-- Start --

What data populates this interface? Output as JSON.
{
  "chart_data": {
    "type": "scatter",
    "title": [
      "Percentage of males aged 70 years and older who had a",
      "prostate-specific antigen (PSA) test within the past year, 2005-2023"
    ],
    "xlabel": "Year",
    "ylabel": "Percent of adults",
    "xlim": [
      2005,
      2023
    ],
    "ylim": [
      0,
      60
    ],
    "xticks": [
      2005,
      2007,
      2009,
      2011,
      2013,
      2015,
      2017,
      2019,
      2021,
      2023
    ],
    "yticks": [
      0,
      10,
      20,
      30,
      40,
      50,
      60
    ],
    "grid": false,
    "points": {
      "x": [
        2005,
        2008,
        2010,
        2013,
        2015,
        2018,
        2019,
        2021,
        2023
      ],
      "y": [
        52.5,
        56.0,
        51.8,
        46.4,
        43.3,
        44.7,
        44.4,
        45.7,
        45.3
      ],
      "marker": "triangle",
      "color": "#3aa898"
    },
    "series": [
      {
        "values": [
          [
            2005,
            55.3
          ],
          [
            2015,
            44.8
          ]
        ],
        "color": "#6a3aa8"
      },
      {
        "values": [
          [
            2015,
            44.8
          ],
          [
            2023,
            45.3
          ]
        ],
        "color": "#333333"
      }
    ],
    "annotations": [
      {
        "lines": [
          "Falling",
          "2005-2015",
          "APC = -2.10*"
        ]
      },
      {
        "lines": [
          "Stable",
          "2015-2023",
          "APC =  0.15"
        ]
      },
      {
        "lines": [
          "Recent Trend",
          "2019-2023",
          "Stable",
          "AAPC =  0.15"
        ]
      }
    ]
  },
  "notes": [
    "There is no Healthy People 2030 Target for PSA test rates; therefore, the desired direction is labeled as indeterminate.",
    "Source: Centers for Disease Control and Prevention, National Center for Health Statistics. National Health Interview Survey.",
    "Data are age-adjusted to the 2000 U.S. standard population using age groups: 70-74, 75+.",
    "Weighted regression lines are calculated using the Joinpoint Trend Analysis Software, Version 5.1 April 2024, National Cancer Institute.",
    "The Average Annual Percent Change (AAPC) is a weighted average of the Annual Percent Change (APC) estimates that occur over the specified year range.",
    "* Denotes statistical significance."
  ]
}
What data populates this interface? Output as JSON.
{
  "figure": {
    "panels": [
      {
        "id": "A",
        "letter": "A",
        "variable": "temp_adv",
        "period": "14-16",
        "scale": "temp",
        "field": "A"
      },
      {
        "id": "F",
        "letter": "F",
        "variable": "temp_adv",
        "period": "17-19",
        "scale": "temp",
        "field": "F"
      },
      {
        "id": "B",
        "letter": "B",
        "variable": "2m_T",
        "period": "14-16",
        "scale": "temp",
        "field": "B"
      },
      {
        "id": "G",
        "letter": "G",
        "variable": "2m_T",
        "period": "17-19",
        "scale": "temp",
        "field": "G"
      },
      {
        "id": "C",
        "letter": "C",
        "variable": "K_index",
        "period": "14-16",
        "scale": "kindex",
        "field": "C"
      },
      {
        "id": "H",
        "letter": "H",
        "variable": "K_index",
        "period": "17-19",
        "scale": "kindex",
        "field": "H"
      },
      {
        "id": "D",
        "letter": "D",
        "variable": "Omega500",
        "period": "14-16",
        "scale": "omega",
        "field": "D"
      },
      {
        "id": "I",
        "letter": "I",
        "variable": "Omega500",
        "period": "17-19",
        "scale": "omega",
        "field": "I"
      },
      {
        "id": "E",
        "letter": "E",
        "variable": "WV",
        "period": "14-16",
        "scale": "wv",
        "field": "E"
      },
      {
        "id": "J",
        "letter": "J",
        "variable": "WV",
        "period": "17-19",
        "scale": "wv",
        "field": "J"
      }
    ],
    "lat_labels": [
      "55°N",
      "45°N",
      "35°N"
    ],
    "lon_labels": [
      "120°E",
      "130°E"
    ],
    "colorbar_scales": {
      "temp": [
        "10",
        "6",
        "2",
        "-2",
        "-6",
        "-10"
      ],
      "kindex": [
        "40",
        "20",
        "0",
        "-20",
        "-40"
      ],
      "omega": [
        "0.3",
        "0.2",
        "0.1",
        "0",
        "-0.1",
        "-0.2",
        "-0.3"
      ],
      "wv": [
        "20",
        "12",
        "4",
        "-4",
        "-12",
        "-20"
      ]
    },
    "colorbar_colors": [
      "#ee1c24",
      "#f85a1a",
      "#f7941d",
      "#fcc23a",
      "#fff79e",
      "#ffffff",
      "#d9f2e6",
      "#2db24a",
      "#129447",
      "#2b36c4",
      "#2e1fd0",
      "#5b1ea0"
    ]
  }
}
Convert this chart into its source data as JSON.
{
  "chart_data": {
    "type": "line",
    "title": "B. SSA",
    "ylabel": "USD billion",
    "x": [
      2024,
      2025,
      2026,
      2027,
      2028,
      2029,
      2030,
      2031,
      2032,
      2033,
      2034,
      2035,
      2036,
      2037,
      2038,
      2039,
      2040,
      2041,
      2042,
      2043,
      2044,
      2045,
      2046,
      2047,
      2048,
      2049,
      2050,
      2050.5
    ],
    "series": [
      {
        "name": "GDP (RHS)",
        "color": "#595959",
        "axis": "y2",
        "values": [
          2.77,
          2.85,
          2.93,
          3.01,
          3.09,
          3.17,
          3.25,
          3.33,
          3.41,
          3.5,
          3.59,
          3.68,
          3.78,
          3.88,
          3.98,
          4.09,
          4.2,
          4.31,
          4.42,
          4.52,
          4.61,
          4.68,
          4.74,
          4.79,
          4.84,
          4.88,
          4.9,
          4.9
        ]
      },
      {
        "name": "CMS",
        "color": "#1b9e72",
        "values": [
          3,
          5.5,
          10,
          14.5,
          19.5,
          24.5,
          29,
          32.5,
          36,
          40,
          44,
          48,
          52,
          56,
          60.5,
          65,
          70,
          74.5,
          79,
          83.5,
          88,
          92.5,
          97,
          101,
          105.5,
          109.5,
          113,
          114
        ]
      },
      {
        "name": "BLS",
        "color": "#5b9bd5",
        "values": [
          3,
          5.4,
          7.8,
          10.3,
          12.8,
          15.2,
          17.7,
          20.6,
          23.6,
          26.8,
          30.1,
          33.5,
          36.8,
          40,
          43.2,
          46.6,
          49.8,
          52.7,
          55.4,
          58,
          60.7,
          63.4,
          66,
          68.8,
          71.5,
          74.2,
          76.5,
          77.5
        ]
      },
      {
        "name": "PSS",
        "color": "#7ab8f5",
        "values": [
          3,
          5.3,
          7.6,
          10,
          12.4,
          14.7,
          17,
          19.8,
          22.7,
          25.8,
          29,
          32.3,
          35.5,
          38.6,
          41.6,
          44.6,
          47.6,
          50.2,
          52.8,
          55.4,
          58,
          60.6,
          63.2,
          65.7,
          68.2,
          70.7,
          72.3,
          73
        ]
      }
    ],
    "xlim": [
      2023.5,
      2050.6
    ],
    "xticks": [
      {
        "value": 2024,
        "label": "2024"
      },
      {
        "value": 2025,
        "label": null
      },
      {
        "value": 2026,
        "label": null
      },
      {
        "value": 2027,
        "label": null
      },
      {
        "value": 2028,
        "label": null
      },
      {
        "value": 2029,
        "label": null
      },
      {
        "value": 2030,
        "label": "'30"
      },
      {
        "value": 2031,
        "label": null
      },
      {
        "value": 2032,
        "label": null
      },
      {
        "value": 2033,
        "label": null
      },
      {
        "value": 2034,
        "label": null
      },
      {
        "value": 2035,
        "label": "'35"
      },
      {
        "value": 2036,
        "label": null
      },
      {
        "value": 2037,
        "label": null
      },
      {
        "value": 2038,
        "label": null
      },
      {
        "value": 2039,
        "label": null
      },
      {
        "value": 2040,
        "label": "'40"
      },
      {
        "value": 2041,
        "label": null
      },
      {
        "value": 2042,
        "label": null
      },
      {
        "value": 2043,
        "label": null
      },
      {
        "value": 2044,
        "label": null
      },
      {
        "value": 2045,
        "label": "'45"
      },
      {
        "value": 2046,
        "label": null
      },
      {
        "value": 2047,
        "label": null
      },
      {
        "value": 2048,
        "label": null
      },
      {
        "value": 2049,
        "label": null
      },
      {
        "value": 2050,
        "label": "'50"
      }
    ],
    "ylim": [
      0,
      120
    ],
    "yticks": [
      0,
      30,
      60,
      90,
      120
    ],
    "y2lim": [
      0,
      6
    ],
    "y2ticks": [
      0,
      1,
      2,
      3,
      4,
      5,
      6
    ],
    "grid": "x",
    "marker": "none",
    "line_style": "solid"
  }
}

-- End --

# Set problem
State the number of lines above that hold the string "ylabel", with nothing added.

# Answer for this exercise
2